TEXT
+ + +

Die tiefenpsychologischen Konzepte über die Glücksspielsucht spiegeln von ihren Anfängen bis heute die theoretische Weiterentwicklung der Psychoanalyse wider. Ursprünglich waren dies triebtheoretische Vorstellungen, wonach es sich um eine Regression auf frühe Stufen der Libidoentwicklung handelt, während aktuell objektpsychologischen Annahmen, die das pathologische Glücksspielverhalten als Selbstheilungsversuch auf dem Hintergrund einer narzisstischen Persönlichkeitsstörung ansehen, vertreten werden. Danach dient das Glücksspielverhalten dazu, Ich-Defizite, die aus der Frustration des frühkindlichen Bedürfnisses nach elterlicher Zuwendung entstanden sind, zu bewältigen (Schütte, 1987), was jedoch zu einer Störung der Affektregulation und damit süchtigen Impulshandlungen führt (Vent, 1999).

+ + +

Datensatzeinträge
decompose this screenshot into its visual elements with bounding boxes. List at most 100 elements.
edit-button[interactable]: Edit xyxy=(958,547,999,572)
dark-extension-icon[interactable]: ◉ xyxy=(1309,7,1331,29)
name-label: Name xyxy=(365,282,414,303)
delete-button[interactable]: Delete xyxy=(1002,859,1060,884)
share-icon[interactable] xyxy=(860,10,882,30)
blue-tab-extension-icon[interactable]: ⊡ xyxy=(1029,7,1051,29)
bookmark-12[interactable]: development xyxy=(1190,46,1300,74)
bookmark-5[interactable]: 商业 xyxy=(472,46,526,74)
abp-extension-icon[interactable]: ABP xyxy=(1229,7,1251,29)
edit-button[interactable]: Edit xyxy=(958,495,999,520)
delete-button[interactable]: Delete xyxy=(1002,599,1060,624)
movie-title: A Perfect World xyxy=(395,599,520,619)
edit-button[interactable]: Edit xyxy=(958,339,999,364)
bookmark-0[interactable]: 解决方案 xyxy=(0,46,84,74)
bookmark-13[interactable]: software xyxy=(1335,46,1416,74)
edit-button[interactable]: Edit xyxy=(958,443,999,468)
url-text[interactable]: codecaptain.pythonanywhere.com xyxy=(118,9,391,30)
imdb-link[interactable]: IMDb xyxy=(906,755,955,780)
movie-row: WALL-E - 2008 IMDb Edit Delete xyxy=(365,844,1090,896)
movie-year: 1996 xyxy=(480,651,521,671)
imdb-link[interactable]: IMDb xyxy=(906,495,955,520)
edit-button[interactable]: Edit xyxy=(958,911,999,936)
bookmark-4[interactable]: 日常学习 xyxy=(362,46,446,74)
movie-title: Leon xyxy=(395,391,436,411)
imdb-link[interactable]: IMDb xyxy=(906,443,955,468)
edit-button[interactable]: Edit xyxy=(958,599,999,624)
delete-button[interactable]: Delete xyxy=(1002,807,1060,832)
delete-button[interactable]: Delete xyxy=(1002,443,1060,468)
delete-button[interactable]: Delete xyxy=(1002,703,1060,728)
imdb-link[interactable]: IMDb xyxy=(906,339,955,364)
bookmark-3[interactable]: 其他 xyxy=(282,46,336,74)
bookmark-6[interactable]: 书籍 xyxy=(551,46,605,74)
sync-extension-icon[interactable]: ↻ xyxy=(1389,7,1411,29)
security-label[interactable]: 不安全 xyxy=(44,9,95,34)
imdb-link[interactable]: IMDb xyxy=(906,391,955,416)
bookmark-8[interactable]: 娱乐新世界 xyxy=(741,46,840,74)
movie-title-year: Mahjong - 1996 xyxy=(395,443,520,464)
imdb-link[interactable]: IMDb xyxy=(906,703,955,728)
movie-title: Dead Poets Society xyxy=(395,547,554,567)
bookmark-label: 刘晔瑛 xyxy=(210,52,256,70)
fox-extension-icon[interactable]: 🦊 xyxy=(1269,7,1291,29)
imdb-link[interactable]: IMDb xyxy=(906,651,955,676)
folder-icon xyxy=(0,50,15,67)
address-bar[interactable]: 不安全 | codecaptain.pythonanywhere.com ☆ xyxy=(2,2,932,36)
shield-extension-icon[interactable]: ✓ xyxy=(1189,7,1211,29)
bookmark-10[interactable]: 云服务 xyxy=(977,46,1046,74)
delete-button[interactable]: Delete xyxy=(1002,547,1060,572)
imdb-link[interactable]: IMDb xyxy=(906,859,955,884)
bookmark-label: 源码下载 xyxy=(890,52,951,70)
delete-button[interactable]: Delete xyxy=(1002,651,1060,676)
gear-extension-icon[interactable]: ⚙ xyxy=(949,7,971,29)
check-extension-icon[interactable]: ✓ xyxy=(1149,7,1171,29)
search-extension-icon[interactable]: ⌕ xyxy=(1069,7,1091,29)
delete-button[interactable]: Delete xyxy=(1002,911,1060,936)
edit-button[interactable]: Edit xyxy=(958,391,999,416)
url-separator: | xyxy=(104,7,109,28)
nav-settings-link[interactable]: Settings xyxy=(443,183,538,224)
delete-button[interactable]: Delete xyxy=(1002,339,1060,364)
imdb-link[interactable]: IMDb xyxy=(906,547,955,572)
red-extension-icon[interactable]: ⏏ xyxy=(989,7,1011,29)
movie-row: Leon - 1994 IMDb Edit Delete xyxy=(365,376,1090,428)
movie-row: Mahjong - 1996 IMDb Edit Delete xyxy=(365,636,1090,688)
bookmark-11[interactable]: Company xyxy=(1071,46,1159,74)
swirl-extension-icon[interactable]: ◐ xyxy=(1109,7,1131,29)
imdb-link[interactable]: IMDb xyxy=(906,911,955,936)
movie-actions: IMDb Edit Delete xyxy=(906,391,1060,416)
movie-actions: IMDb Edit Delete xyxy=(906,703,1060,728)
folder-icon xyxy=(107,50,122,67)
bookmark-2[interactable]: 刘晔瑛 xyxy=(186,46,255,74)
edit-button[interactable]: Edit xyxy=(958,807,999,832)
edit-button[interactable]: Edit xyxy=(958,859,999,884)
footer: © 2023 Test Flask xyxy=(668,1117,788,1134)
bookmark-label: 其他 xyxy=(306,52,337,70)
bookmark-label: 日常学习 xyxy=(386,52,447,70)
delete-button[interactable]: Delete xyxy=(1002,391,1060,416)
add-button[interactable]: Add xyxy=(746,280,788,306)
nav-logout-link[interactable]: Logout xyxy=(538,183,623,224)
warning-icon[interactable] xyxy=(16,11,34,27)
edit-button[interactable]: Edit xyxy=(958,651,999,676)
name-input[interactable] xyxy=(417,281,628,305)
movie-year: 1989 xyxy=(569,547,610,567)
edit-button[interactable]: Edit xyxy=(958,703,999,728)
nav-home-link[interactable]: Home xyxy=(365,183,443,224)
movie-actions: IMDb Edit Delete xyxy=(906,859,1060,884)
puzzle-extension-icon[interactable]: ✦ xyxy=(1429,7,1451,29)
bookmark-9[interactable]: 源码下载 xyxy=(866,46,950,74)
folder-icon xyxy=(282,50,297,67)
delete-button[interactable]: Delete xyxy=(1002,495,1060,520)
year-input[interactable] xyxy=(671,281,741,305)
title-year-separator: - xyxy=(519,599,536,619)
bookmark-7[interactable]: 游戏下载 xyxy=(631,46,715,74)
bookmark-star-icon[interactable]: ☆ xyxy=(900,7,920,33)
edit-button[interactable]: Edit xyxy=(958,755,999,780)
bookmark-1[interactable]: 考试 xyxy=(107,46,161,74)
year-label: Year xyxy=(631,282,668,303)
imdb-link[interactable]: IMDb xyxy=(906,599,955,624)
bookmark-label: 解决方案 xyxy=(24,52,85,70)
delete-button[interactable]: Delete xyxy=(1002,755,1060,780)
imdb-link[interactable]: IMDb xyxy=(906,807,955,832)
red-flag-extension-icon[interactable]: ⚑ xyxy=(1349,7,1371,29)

+ + +

AUFGABEN
a) Welche Wörter im Text zur Glücksspielsucht enthalten die Buchstabenfolge „psych“? Nenne alle.
b) Fasse den Absatz des Textes zur Glücksspielsucht, der mit „Die tiefenpsychologischen Konzepte“ beginnt, als kurze Stichpunktliste zusammen.
c) Woraus sind die Ich-Defizite laut dem Text zur Glücksspielsucht entstanden?
Die Auflistung steht in keinem Zusammenhang mit dem Text.

LÖSUNGEN
a) tiefenpsychologischen, Psychoanalyse, objektpsychologischen

b)
- Tiefenpsychologische Konzepte zur Glücksspielsucht spiegeln die Weiterentwicklung der Psychoanalyse wider.
- Ursprünglich: triebtheoretische Sicht, Glücksspielsucht als Regression auf frühe Stufen der Libidoentwicklung.
- Heute: objektpsychologische Sicht, pathologisches Glücksspielverhalten als Selbstheilungsversuch vor dem Hintergrund einer narzisstischen Persönlichkeitsstörung.
- Funktion: Bewältigung von Ich-Defiziten aus frustriertem frühkindlichem Bedürfnis nach elterlicher Zuwendung (Schütte, 1987).
- Folge: Störung der Affektregulation und süchtige Impulshandlungen (Vent, 1999).

c) Aus der Frustration des frühkindlichen Bedürfnisses nach elterlicher Zuwendung.